:: Directions for this task ::
Exactly as given, repeat all of the entries.
⟨
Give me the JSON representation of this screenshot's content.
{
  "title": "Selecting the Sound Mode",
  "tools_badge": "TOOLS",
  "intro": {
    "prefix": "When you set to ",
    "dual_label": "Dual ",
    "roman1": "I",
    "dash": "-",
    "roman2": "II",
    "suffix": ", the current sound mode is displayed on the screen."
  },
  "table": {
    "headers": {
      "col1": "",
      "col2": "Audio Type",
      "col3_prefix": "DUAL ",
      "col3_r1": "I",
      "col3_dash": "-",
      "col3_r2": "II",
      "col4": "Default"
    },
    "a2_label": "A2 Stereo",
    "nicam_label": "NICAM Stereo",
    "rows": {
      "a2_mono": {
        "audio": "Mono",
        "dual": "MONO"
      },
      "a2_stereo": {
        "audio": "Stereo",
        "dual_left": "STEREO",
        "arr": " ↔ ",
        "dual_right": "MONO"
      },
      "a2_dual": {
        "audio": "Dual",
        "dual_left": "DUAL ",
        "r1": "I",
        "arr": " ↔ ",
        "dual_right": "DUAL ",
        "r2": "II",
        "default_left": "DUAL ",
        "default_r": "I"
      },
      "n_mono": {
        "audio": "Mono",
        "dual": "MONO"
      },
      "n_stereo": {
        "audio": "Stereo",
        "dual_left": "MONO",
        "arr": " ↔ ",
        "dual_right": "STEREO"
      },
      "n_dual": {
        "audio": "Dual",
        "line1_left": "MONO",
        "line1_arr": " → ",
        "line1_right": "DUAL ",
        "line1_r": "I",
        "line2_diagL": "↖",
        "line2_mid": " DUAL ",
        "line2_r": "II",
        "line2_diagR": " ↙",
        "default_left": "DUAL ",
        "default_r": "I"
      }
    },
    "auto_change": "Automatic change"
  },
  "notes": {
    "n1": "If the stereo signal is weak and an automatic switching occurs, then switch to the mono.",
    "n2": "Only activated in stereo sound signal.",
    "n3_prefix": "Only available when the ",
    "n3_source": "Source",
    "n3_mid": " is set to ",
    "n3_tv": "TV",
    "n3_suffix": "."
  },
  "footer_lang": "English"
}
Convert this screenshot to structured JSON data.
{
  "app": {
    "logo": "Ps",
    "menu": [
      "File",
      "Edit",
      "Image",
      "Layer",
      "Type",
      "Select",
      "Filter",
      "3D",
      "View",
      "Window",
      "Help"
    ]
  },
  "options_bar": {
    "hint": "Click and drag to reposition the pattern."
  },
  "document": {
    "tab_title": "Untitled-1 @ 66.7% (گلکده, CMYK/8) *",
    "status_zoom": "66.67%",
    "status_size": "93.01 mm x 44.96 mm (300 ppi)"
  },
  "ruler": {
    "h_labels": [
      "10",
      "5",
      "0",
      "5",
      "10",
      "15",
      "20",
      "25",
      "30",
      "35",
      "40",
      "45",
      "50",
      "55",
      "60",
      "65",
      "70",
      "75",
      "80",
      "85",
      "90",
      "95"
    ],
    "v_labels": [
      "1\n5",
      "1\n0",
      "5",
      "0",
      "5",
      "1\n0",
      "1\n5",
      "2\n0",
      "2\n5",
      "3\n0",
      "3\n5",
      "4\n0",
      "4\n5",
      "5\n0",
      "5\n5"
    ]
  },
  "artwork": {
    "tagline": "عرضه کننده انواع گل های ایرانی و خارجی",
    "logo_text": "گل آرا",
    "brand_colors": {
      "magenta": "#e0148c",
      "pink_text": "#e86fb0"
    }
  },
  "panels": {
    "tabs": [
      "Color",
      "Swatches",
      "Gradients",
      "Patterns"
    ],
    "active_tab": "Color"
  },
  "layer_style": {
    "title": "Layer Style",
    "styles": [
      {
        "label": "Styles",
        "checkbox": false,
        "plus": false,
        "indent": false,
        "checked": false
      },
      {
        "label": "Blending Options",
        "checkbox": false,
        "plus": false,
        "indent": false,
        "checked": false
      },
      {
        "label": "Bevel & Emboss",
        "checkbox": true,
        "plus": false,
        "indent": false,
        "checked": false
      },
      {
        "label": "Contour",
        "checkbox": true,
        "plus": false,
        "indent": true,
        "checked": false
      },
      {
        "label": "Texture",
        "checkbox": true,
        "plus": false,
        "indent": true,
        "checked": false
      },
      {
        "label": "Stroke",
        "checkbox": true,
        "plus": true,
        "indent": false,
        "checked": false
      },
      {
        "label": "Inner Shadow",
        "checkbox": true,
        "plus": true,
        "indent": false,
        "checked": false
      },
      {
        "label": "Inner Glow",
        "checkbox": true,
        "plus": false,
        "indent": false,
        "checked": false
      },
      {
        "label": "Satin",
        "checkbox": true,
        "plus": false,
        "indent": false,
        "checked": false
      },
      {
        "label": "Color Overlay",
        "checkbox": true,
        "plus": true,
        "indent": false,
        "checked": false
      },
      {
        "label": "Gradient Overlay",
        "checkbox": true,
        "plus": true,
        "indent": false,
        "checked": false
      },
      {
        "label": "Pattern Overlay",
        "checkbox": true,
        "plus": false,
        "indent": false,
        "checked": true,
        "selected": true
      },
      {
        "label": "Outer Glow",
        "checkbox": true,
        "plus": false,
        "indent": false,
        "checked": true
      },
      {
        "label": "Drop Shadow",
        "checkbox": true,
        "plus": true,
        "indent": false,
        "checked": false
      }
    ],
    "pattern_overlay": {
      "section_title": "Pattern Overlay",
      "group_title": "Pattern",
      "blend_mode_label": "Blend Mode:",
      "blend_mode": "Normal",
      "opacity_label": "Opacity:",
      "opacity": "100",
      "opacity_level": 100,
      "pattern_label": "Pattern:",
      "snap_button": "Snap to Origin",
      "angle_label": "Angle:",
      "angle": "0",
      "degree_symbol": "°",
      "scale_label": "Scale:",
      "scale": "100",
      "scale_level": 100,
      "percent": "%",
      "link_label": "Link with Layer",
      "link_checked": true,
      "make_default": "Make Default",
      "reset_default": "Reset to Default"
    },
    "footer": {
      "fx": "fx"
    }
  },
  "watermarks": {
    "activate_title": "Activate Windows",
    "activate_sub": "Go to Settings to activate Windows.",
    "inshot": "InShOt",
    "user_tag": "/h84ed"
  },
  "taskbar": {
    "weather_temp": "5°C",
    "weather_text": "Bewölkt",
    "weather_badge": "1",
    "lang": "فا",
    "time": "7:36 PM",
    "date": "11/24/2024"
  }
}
⟩
:: Response to the task ::
Give me the JSON representation of this screenshot's content.
{
  "title": "Selecting the Sound Mode",
  "tools_badge": "TOOLS",
  "intro": {
    "prefix": "When you set to ",
    "dual_label": "Dual ",
    "roman1": "I",
    "dash": "-",
    "roman2": "II",
    "suffix": ", the current sound mode is displayed on the screen."
  },
  "table": {
    "headers": {
      "col1": "",
      "col2": "Audio Type",
      "col3_prefix": "DUAL ",
      "col3_r1": "I",
      "col3_dash": "-",
      "col3_r2": "II",
      "col4": "Default"
    },
    "a2_label": "A2 Stereo",
    "nicam_label": "NICAM Stereo",
    "rows": {
      "a2_mono": {
        "audio": "Mono",
        "dual": "MONO"
      },
      "a2_stereo": {
        "audio": "Stereo",
        "dual_left": "STEREO",
        "arr": " ↔ ",
        "dual_right": "MONO"
      },
      "a2_dual": {
        "audio": "Dual",
        "dual_left": "DUAL ",
        "r1": "I",
        "arr": " ↔ ",
        "dual_right": "DUAL ",
        "r2": "II",
        "default_left": "DUAL ",
        "default_r": "I"
      },
      "n_mono": {
        "audio": "Mono",
        "dual": "MONO"
      },
      "n_stereo": {
        "audio": "Stereo",
        "dual_left": "MONO",
        "arr": " ↔ ",
        "dual_right": "STEREO"
      },
      "n_dual": {
        "audio": "Dual",
        "line1_left": "MONO",
        "line1_arr": " → ",
        "line1_right": "DUAL ",
        "line1_r": "I",
        "line2_diagL": "↖",
        "line2_mid": " DUAL ",
        "line2_r": "II",
        "line2_diagR": " ↙",
        "default_left": "DUAL ",
        "default_r": "I"
      }
    },
    "auto_change": "Automatic change"
  },
  "notes": {
    "n1": "If the stereo signal is weak and an automatic switching occurs, then switch to the mono.",
    "n2": "Only activated in stereo sound signal.",
    "n3_prefix": "Only available when the ",
    "n3_source": "Source",
    "n3_mid": " is set to ",
    "n3_tv": "TV",
    "n3_suffix": "."
  },
  "footer_lang": "English"
}
Convert this screenshot to structured JSON data.
{
  "app": {
    "logo": "Ps",
    "menu": [
      "File",
      "Edit",
      "Image",
      "Layer",
      "Type",
      "Select",
      "Filter",
      "3D",
      "View",
      "Window",
      "Help"
    ]
  },
  "options_bar": {
    "hint": "Click and drag to reposition the pattern."
  },
  "document": {
    "tab_title": "Untitled-1 @ 66.7% (گلکده, CMYK/8) *",
    "status_zoom": "66.67%",
    "status_size": "93.01 mm x 44.96 mm (300 ppi)"
  },
  "ruler": {
    "h_labels": [
      "10",
      "5",
      "0",
      "5",
      "10",
      "15",
      "20",
      "25",
      "30",
      "35",
      "40",
      "45",
      "50",
      "55",
      "60",
      "65",
      "70",
      "75",
      "80",
      "85",
      "90",
      "95"
    ],
    "v_labels": [
      "1\n5",
      "1\n0",
      "5",
      "0",
      "5",
      "1\n0",
      "1\n5",
      "2\n0",
      "2\n5",
      "3\n0",
      "3\n5",
      "4\n0",
      "4\n5",
      "5\n0",
      "5\n5"
    ]
  },
  "artwork": {
    "tagline": "عرضه کننده انواع گل های ایرانی و خارجی",
    "logo_text": "گل آرا",
    "brand_colors": {
      "magenta": "#e0148c",
      "pink_text": "#e86fb0"
    }
  },
  "panels": {
    "tabs": [
      "Color",
      "Swatches",
      "Gradients",
      "Patterns"
    ],
    "active_tab": "Color"
  },
  "layer_style": {
    "title": "Layer Style",
    "styles": [
      {
        "label": "Styles",
        "checkbox": false,
        "plus": false,
        "indent": false,
        "checked": false
      },
      {
        "label": "Blending Options",
        "checkbox": false,
        "plus": false,
        "indent": false,
        "checked": false
      },
      {
        "label": "Bevel & Emboss",
        "checkbox": true,
        "plus": false,
        "indent": false,
        "checked": false
      },
      {
        "label": "Contour",
        "checkbox": true,
        "plus": false,
        "indent": true,
        "checked": false
      },
      {
        "label": "Texture",
        "checkbox": true,
        "plus": false,
        "indent": true,
        "checked": false
      },
      {
        "label": "Stroke",
        "checkbox": true,
        "plus": true,
        "indent": false,
        "checked": false
      },
      {
        "label": "Inner Shadow",
        "checkbox": true,
        "plus": true,
        "indent": false,
        "checked": false
      },
      {
        "label": "Inner Glow",
        "checkbox": true,
        "plus": false,
        "indent": false,
        "checked": false
      },
      {
        "label": "Satin",
        "checkbox": true,
        "plus": false,
        "indent": false,
        "checked": false
      },
      {
        "label": "Color Overlay",
        "checkbox": true,
        "plus": true,
        "indent": false,
        "checked": false
      },
      {
        "label": "Gradient Overlay",
        "checkbox": true,
        "plus": true,
        "indent": false,
        "checked": false
      },
      {
        "label": "Pattern Overlay",
        "checkbox": true,
        "plus": false,
        "indent": false,
        "checked": true,
        "selected": true
      },
      {
        "label": "Outer Glow",
        "checkbox": true,
        "plus": false,
        "indent": false,
        "checked": true
      },
      {
        "label": "Drop Shadow",
        "checkbox": true,
        "plus": true,
        "indent": false,
        "checked": false
      }
    ],
    "pattern_overlay": {
      "section_title": "Pattern Overlay",
      "group_title": "Pattern",
      "blend_mode_label": "Blend Mode:",
      "blend_mode": "Normal",
      "opacity_label": "Opacity:",
      "opacity": "100",
      "opacity_level": 100,
      "pattern_label": "Pattern:",
      "snap_button": "Snap to Origin",
      "angle_label": "Angle:",
      "angle": "0",
      "degree_symbol": "°",
      "scale_label": "Scale:",
      "scale": "100",
      "scale_level": 100,
      "percent": "%",
      "link_label": "Link with Layer",
      "link_checked": true,
      "make_default": "Make Default",
      "reset_default": "Reset to Default"
    },
    "footer": {
      "fx": "fx"
    }
  },
  "watermarks": {
    "activate_title": "Activate Windows",
    "activate_sub": "Go to Settings to activate Windows.",
    "inshot": "InShOt",
    "user_tag": "/h84ed"
  },
  "taskbar": {
    "weather_temp": "5°C",
    "weather_text": "Bewölkt",
    "weather_badge": "1",
    "lang": "فا",
    "time": "7:36 PM",
    "date": "11/24/2024"
  }
}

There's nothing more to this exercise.